**To do:**
Whenever a line below holds the word "medycznej", copy that line.
** begin Extracted entries **
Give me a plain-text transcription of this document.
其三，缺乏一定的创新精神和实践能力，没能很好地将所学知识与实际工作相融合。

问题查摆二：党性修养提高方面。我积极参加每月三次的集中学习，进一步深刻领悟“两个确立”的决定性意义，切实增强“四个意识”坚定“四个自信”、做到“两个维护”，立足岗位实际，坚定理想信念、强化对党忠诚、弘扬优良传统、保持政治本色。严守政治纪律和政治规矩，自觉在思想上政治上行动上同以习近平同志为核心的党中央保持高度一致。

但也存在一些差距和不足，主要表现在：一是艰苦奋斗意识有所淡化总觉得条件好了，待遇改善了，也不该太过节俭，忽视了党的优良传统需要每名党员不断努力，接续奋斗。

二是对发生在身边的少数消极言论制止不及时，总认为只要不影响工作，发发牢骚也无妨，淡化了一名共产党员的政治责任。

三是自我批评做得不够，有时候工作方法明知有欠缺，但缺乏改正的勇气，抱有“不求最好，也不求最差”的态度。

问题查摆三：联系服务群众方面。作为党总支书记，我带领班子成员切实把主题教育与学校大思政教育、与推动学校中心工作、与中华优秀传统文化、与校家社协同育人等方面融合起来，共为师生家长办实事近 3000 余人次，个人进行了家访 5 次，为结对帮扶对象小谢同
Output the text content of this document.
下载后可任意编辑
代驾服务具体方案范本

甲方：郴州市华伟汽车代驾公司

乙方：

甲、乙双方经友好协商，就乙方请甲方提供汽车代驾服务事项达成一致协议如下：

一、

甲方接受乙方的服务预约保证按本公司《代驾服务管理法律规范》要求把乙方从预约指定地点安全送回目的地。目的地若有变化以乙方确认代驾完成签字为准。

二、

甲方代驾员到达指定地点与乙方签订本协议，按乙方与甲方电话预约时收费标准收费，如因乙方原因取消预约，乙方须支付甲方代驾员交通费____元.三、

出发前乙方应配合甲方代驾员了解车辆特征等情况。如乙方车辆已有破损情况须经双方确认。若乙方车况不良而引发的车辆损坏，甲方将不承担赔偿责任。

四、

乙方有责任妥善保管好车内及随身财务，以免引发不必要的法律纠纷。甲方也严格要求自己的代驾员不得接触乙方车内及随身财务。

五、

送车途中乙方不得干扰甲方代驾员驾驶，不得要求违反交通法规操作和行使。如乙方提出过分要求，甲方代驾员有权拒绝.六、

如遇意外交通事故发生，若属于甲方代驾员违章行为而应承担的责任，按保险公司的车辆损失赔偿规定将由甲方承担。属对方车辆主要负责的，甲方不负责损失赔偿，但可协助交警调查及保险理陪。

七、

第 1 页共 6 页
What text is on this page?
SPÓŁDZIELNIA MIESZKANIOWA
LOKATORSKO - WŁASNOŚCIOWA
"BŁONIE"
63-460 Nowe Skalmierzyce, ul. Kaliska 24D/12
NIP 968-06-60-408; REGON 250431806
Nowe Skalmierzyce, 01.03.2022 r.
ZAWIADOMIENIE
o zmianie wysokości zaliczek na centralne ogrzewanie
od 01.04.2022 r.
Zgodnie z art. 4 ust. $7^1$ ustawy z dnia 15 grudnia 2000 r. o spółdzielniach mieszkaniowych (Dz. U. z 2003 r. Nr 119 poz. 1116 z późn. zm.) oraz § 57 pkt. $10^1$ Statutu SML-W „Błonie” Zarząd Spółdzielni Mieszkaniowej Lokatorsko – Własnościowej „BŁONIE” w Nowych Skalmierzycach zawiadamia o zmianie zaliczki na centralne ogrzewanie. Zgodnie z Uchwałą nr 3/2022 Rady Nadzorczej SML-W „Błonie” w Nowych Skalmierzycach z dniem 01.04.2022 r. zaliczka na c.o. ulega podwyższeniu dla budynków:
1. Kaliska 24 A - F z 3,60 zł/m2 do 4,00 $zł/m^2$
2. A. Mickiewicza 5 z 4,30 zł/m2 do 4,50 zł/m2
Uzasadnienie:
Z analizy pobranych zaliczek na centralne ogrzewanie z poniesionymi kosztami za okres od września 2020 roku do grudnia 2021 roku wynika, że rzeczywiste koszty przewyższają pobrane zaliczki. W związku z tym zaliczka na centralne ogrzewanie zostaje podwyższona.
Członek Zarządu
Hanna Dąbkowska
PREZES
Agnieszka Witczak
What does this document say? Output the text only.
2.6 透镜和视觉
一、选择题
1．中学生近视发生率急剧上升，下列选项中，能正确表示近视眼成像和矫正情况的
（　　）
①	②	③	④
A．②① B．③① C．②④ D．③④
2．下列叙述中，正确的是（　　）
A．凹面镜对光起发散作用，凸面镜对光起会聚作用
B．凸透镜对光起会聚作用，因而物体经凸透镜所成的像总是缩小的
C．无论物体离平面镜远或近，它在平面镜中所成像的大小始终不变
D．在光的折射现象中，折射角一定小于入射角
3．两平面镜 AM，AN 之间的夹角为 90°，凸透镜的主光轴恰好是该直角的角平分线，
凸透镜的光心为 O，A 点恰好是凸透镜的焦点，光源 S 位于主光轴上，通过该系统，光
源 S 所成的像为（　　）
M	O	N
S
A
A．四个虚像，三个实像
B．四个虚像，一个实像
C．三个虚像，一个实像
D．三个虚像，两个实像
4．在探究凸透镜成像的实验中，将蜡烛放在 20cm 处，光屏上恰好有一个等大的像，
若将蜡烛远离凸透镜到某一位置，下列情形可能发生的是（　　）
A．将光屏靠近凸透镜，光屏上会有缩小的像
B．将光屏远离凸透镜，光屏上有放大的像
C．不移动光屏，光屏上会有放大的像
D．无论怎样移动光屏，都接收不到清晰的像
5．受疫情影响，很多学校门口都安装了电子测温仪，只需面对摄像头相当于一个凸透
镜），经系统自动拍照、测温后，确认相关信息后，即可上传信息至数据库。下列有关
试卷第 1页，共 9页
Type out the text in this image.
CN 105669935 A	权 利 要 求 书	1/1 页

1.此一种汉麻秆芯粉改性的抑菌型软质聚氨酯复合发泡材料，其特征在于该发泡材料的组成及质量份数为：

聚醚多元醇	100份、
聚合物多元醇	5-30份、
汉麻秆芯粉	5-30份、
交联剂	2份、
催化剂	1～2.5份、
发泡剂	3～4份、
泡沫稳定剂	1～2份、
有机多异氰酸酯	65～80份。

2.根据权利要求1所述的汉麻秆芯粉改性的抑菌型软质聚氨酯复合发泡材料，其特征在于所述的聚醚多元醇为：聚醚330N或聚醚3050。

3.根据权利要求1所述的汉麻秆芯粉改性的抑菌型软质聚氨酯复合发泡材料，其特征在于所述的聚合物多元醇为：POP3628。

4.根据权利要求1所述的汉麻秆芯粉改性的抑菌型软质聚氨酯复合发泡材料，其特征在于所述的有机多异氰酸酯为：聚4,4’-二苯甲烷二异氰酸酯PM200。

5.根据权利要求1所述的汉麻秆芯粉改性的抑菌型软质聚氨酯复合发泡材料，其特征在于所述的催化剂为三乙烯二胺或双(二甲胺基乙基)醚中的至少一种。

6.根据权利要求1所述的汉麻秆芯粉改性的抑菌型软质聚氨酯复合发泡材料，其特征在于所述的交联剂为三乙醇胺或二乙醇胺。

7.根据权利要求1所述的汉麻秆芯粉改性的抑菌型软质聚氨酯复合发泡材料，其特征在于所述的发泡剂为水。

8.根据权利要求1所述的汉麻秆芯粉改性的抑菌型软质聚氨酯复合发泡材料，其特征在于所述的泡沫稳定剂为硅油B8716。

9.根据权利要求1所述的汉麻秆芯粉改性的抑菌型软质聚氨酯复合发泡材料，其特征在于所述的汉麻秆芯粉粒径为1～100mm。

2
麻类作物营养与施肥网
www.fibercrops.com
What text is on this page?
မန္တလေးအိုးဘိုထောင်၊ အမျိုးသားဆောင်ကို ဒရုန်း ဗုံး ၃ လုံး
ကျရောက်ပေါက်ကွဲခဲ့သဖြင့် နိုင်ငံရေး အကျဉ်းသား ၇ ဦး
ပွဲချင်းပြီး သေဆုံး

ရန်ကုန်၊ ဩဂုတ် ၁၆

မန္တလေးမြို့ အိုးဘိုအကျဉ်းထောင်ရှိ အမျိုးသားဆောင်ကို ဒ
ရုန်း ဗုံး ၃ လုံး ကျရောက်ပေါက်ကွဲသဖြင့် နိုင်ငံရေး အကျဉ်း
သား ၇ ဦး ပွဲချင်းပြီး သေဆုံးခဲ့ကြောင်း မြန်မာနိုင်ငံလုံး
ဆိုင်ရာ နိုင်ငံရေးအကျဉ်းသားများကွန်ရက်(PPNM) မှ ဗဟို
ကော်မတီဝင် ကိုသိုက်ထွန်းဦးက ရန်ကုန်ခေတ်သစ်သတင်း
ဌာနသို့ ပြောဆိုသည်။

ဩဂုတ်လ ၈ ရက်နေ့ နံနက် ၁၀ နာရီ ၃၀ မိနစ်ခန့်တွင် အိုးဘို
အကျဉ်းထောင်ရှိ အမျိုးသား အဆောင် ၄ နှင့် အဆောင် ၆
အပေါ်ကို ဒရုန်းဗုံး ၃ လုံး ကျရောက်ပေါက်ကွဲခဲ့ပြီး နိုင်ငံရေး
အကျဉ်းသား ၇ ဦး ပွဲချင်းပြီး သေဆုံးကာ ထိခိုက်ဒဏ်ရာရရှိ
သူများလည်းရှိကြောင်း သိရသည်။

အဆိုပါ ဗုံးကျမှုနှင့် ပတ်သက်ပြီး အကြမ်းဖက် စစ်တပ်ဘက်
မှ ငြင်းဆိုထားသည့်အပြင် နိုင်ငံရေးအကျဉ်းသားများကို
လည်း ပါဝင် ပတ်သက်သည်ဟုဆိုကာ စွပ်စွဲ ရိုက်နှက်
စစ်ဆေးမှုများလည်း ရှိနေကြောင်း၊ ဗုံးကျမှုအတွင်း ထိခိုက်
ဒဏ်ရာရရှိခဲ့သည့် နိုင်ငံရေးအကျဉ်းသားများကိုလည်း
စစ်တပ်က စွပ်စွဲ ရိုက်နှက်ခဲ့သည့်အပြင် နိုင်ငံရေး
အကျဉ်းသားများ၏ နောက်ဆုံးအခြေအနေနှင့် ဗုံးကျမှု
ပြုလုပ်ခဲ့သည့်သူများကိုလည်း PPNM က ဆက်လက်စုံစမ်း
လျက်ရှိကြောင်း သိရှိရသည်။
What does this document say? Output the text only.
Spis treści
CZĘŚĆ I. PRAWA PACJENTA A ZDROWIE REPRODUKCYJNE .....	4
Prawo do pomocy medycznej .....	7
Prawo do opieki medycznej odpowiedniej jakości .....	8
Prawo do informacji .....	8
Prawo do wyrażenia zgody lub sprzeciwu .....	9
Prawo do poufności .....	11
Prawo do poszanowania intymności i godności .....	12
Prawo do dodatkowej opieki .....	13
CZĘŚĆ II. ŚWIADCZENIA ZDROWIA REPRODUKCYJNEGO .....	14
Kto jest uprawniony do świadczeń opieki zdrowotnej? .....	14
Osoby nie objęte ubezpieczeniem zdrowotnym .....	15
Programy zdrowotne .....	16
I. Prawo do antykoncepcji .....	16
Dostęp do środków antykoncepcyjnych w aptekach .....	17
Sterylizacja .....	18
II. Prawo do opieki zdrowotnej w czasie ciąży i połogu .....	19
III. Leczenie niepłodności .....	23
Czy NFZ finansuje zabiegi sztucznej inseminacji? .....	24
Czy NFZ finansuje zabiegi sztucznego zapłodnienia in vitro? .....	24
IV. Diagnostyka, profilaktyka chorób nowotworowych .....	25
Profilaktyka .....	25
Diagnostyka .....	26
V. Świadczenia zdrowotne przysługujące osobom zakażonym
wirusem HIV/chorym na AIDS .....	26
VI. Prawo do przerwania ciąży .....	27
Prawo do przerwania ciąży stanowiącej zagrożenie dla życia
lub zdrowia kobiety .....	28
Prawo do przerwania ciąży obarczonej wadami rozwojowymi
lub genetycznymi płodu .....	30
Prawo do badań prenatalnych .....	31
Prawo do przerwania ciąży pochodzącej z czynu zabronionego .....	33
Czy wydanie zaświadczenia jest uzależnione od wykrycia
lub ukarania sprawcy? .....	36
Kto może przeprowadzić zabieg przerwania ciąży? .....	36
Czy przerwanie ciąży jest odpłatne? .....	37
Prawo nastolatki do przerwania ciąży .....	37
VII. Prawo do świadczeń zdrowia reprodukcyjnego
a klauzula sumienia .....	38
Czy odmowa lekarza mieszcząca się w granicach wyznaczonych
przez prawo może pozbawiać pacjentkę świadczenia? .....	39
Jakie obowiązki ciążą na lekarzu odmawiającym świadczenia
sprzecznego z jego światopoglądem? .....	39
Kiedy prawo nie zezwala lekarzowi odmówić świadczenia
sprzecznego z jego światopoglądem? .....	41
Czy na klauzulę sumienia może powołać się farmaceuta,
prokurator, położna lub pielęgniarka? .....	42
** end Extracted entries **
**Response to the exercise:**
Prawo do pomocy medycznej .....	7
Prawo do opieki medycznej odpowiedniej jakości .....	8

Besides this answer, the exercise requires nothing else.